[TASK BRIEF] Below is a set of records; restate each one word for word.

========

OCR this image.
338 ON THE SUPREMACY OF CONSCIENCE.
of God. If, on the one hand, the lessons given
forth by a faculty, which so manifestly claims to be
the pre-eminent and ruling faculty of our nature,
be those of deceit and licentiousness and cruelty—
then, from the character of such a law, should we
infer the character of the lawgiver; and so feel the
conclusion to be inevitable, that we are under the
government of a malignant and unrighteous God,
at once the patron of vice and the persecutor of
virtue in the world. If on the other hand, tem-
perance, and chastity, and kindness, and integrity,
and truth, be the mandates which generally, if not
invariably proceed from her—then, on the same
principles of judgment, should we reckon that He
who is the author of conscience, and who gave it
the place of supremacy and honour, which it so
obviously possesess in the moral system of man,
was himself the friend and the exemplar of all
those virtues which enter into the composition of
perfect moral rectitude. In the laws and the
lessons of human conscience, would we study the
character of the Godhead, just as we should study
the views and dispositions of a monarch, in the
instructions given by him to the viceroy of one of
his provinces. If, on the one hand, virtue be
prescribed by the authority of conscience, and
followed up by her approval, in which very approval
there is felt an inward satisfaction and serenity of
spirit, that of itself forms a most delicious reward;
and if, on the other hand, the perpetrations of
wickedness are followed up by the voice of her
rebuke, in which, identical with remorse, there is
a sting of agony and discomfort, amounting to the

========

[WRITTEN SOLUTION]
OCR this image.
338 ON THE SUPREMACY OF CONSCIENCE.
of God. If, on the one hand, the lessons given
forth by a faculty, which so manifestly claims to be
the pre-eminent and ruling faculty of our nature,
be those of deceit and licentiousness and cruelty—
then, from the character of such a law, should we
infer the character of the lawgiver; and so feel the
conclusion to be inevitable, that we are under the
government of a malignant and unrighteous God,
at once the patron of vice and the persecutor of
virtue in the world. If on the other hand, tem-
perance, and chastity, and kindness, and integrity,
and truth, be the mandates which generally, if not
invariably proceed from her—then, on the same
principles of judgment, should we reckon that He
who is the author of conscience, and who gave it
the place of supremacy and honour, which it so
obviously possesess in the moral system of man,
was himself the friend and the exemplar of all
those virtues which enter into the composition of
perfect moral rectitude. In the laws and the
lessons of human conscience, would we study the
character of the Godhead, just as we should study
the views and dispositions of a monarch, in the
instructions given by him to the viceroy of one of
his provinces. If, on the one hand, virtue be
prescribed by the authority of conscience, and
followed up by her approval, in which very approval
there is felt an inward satisfaction and serenity of
spirit, that of itself forms a most delicious reward;
and if, on the other hand, the perpetrations of
wickedness are followed up by the voice of her
rebuke, in which, identical with remorse, there is
a sting of agony and discomfort, amounting to the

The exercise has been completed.